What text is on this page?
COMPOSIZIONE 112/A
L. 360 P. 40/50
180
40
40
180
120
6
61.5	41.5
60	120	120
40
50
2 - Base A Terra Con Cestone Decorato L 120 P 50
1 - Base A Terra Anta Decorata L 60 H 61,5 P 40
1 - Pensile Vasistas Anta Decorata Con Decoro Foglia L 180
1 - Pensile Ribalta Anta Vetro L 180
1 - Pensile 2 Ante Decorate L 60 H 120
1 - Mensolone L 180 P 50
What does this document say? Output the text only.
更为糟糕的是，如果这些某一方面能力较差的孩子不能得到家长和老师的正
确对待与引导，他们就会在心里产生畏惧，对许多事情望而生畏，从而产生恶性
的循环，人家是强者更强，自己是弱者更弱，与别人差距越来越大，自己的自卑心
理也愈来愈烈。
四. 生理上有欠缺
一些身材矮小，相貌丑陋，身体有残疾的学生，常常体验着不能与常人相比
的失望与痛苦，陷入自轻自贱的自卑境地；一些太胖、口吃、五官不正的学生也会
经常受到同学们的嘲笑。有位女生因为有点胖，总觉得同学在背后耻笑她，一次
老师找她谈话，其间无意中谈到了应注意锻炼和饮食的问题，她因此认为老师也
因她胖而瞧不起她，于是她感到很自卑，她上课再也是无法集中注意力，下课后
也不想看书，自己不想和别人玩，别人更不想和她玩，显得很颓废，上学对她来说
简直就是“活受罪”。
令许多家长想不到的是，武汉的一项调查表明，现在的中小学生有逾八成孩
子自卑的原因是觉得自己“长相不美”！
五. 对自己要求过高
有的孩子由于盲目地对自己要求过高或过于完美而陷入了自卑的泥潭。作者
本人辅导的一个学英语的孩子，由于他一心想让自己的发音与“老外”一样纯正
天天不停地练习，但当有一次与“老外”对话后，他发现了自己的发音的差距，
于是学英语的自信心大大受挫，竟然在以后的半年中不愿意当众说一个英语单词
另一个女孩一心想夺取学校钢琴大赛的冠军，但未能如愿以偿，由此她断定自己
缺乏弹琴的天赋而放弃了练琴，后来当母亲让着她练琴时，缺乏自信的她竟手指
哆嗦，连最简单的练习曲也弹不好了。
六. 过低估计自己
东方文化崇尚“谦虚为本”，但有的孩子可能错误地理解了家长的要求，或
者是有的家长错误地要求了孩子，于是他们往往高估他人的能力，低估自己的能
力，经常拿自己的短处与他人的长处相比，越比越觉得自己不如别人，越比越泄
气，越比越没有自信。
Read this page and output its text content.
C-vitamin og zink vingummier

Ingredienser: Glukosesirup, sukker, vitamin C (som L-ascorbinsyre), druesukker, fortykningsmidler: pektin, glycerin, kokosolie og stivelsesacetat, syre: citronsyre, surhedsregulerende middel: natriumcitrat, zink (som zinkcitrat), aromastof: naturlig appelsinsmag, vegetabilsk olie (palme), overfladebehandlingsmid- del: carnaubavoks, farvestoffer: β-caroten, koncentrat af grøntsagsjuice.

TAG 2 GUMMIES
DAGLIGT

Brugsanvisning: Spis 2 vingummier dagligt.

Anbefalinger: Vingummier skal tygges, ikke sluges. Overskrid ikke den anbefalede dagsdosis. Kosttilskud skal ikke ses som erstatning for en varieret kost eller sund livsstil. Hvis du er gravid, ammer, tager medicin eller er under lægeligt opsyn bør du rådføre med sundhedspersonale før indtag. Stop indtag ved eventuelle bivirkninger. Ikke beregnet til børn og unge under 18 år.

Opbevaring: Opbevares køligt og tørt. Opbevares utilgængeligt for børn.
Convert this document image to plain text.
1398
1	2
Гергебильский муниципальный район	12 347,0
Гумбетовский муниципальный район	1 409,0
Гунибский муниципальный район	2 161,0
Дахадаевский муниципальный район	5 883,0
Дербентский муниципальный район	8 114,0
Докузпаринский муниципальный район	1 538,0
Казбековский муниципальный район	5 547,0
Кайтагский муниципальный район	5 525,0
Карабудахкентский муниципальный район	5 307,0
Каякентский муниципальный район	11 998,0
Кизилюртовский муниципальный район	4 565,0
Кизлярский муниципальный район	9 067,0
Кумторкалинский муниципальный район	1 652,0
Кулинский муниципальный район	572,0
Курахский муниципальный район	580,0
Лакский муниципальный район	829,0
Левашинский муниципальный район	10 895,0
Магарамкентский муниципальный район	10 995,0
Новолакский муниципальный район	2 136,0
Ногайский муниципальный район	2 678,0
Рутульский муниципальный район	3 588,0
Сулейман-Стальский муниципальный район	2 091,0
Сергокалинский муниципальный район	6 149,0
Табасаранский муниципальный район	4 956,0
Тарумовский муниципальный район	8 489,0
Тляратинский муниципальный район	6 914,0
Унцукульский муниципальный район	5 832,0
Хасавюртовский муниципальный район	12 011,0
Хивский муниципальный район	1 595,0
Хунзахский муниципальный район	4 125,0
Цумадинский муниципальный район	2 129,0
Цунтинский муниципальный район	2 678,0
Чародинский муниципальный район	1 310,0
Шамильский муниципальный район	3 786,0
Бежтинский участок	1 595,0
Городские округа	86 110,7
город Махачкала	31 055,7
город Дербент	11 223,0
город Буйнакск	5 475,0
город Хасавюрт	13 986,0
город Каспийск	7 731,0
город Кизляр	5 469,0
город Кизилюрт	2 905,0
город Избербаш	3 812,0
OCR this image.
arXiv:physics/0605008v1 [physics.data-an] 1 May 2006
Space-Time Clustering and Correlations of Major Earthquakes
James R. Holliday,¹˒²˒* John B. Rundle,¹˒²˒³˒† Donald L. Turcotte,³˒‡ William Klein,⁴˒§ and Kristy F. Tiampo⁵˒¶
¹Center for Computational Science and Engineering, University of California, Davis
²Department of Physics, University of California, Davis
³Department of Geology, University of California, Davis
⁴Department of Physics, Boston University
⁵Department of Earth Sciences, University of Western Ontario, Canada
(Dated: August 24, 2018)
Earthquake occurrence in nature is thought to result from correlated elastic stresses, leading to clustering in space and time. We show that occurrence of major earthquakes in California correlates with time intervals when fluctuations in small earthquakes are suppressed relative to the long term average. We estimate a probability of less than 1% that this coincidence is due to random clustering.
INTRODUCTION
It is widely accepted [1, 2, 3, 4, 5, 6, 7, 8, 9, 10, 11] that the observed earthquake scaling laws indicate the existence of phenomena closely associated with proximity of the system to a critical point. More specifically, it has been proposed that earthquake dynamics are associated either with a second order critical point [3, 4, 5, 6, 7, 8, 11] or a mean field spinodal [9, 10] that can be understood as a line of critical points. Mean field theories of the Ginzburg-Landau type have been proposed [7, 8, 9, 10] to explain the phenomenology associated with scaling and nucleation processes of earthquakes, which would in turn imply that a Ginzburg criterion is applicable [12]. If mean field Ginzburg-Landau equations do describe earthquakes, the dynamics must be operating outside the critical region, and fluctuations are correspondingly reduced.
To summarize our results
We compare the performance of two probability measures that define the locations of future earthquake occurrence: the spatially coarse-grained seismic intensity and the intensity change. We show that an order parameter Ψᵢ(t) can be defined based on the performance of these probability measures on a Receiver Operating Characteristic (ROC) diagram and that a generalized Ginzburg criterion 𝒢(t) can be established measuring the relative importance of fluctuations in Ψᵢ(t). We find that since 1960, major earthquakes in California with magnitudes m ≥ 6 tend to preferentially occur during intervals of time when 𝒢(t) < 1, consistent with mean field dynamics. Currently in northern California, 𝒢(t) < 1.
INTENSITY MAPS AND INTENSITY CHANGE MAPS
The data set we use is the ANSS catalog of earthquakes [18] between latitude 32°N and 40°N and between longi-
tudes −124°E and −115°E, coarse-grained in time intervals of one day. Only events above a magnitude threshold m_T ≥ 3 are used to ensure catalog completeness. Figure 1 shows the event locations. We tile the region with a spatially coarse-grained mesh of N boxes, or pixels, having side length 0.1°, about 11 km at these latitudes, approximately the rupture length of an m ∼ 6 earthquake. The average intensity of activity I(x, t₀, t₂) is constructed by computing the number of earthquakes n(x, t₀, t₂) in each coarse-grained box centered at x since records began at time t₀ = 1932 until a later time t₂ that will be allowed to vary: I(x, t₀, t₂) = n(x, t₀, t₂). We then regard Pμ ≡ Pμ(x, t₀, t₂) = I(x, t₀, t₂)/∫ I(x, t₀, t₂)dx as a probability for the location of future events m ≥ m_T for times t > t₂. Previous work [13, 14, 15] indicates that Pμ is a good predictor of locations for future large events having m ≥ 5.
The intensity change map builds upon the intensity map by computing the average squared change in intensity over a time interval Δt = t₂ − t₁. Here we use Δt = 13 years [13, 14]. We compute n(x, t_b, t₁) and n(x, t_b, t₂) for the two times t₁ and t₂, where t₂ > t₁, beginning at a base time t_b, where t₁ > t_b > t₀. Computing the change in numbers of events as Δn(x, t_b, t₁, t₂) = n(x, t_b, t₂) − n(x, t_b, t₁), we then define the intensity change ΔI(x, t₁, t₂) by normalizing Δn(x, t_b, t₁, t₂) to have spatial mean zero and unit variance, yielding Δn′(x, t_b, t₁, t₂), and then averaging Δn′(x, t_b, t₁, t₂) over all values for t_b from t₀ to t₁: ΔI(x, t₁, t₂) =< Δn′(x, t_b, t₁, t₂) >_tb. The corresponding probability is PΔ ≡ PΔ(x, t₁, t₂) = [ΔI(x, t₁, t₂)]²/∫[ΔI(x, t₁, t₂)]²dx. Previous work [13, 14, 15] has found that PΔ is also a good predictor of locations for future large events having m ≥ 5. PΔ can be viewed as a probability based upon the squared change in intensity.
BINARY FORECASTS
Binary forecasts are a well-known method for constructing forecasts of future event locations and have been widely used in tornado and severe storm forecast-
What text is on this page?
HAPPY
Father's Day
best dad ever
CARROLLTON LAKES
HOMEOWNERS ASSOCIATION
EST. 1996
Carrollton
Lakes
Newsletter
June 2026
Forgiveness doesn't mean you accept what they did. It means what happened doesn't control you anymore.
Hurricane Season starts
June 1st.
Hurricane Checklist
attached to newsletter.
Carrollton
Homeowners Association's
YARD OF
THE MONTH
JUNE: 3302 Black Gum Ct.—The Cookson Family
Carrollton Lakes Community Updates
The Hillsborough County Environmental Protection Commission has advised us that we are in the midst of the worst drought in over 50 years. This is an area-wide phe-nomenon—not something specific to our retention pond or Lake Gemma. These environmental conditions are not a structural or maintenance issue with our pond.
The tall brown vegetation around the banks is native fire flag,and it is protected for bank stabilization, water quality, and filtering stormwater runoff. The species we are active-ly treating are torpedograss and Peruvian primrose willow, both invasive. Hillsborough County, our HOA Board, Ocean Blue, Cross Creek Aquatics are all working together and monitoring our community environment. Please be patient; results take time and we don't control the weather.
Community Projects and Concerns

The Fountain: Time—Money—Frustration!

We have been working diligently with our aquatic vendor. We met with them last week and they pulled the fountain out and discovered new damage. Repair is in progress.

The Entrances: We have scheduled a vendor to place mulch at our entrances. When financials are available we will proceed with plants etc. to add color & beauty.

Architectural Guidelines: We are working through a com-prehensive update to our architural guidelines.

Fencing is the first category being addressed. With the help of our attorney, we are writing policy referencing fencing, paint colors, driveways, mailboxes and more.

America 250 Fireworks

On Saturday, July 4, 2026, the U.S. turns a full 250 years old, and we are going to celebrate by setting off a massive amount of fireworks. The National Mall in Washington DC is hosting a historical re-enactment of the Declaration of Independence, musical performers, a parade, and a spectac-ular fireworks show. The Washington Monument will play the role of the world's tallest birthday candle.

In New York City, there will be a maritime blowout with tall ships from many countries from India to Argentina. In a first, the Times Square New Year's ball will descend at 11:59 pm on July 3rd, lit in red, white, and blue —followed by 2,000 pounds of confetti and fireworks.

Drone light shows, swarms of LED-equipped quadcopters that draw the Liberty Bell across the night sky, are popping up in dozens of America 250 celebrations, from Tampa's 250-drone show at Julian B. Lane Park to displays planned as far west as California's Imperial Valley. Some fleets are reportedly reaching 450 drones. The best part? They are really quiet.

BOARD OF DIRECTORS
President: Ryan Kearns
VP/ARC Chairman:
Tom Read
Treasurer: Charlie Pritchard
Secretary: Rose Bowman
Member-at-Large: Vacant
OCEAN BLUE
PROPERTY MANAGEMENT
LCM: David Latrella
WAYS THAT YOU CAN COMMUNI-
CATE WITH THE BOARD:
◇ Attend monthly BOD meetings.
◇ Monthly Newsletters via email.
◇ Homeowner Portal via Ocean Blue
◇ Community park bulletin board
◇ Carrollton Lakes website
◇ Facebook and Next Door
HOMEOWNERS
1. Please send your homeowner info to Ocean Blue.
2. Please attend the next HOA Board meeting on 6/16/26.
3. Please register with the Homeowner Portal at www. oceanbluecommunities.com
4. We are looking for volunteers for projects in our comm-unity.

§ Stated task
Scan the entries above. Copy each line that has the string "image".

§ Finished exercise
Convert this document image to plain text.
OCR this image.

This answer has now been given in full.